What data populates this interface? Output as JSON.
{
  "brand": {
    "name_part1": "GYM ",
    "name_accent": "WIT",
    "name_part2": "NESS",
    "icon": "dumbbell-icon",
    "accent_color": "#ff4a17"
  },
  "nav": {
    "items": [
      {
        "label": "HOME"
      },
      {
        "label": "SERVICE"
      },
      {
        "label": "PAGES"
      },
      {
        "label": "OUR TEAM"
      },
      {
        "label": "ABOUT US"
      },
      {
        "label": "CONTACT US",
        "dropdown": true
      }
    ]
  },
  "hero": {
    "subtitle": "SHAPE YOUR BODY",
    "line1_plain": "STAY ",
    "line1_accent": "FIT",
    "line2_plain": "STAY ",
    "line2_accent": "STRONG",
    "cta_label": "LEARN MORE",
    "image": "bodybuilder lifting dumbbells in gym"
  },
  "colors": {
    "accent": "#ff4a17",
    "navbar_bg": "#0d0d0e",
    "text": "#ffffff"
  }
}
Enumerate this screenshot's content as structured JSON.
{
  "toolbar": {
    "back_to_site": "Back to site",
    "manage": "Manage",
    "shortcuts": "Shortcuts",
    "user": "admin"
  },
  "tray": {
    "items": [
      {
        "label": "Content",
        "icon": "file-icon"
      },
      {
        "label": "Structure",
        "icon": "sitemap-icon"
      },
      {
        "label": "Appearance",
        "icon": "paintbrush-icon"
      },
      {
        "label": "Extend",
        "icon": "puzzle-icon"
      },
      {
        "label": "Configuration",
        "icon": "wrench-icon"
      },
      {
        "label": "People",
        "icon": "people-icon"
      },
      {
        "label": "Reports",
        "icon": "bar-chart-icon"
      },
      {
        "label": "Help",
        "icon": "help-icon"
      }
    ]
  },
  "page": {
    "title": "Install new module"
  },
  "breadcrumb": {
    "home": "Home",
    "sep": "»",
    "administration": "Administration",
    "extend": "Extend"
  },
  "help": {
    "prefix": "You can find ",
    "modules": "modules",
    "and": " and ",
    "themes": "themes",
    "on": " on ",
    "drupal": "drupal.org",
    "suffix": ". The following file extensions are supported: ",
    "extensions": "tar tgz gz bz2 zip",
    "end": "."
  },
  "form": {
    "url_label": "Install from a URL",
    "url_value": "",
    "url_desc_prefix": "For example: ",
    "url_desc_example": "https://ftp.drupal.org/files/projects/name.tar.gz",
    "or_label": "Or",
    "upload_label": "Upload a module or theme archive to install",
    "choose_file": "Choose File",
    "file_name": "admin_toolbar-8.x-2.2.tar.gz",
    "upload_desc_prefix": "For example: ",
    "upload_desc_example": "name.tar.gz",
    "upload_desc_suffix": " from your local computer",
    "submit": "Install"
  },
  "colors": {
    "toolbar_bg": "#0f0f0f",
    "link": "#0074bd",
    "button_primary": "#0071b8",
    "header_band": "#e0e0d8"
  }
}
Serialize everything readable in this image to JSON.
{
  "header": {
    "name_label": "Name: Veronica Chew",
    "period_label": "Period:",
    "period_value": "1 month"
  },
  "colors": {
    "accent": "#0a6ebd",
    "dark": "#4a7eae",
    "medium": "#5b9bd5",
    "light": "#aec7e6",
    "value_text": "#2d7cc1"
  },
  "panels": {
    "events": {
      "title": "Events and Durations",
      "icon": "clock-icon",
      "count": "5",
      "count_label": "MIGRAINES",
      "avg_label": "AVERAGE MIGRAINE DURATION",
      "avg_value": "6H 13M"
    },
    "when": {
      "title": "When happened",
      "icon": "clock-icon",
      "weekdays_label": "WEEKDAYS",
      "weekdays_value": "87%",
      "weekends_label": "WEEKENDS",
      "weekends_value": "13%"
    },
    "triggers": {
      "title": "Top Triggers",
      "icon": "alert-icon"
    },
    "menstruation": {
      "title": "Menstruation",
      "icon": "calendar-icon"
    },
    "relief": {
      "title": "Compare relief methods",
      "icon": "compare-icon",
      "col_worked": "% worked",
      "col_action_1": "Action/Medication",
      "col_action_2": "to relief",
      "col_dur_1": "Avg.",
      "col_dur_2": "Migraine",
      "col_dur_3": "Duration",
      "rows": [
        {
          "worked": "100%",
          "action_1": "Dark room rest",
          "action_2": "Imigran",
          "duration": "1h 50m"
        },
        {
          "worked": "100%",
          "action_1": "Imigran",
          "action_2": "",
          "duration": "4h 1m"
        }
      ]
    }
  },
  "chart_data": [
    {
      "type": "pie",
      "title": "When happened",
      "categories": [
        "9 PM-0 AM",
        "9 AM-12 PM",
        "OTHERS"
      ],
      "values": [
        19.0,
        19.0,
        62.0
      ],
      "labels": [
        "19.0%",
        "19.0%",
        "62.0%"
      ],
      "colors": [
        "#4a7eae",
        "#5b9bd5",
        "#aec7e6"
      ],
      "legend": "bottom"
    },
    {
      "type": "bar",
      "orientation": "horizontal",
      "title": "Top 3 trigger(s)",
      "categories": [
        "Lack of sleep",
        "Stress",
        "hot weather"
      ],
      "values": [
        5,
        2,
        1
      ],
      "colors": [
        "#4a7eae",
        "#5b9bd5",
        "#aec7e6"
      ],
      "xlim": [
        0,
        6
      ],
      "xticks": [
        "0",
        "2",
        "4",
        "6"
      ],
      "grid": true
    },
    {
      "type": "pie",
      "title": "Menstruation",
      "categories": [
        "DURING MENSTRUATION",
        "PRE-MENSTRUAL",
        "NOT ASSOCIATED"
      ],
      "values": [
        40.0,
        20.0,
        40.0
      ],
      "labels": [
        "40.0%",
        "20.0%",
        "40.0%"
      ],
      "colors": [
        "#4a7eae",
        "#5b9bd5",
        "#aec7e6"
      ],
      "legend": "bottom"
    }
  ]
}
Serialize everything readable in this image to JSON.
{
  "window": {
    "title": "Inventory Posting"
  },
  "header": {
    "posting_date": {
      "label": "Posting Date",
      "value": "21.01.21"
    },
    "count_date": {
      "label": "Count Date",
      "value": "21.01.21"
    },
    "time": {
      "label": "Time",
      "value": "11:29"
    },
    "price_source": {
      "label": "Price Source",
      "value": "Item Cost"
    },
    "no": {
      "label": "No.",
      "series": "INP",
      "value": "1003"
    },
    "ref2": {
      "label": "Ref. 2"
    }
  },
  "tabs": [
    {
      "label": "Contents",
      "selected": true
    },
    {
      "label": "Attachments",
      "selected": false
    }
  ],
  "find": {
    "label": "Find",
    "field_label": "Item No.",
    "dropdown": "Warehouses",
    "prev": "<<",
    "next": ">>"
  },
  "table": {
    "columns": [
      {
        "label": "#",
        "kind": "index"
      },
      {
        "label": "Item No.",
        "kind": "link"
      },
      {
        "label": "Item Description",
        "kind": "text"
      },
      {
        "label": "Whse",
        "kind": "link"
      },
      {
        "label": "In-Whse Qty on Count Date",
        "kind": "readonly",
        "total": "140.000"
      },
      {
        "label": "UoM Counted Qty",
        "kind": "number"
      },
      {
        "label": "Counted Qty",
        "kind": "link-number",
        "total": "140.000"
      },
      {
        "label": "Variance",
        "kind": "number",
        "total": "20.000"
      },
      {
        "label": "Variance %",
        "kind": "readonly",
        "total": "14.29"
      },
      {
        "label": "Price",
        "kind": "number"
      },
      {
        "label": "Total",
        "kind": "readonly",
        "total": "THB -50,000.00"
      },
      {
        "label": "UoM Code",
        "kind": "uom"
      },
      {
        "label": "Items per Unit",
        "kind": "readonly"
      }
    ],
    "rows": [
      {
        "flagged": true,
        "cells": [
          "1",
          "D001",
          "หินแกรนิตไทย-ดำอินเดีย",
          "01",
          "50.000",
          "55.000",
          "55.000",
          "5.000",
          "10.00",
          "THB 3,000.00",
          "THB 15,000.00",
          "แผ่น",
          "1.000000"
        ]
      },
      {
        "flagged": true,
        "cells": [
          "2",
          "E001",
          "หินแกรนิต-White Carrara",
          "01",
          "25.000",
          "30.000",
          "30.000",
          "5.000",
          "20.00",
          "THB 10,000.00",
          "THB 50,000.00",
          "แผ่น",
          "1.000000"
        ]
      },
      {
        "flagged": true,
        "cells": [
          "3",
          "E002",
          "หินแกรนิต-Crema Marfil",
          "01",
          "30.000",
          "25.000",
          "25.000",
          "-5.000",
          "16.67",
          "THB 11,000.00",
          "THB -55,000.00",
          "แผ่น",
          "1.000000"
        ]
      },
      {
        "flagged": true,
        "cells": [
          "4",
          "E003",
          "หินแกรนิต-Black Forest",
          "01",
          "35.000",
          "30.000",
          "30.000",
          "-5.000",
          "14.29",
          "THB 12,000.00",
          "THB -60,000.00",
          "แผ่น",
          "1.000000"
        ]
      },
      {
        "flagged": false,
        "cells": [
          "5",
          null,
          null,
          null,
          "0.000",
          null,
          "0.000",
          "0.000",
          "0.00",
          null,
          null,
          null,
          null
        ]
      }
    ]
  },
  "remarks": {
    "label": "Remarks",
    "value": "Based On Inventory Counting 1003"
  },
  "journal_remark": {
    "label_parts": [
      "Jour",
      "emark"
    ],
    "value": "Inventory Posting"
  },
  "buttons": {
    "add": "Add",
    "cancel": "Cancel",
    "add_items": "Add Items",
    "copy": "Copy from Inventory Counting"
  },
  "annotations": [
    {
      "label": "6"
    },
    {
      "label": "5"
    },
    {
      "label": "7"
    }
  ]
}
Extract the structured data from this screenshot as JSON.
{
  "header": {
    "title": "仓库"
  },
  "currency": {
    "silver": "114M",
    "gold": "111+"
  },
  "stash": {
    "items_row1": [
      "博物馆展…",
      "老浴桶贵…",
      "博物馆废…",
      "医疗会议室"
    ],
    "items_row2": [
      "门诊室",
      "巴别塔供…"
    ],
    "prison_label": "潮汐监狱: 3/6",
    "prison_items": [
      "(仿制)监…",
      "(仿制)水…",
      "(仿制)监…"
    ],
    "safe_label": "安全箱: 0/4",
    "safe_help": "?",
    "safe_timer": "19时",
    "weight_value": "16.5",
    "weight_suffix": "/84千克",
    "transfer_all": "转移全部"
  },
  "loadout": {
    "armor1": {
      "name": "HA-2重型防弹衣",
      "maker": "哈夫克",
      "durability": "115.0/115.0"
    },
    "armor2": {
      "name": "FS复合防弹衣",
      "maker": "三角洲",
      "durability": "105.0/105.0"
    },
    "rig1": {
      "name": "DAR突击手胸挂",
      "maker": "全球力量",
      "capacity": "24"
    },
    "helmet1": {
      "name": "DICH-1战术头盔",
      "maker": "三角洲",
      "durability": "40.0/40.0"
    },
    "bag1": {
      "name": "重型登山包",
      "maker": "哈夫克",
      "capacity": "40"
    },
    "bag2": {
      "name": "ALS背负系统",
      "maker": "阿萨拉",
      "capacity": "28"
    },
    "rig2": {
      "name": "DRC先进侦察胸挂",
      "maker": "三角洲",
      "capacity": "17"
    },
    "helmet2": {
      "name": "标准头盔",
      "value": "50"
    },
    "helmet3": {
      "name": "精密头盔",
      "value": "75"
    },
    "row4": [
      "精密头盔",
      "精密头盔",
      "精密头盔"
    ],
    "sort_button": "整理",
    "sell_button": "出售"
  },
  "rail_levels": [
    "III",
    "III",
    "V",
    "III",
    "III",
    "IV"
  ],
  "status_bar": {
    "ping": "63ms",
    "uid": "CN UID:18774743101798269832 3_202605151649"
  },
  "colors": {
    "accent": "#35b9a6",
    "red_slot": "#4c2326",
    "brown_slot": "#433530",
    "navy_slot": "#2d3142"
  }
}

▸ WHAT IS EXPECTED
From the listing above, copy out each line where the word "relief" appears.

▸ IN RESPONSE
    "relief": {
      "title": "Compare relief methods",
      "col_action_2": "to relief",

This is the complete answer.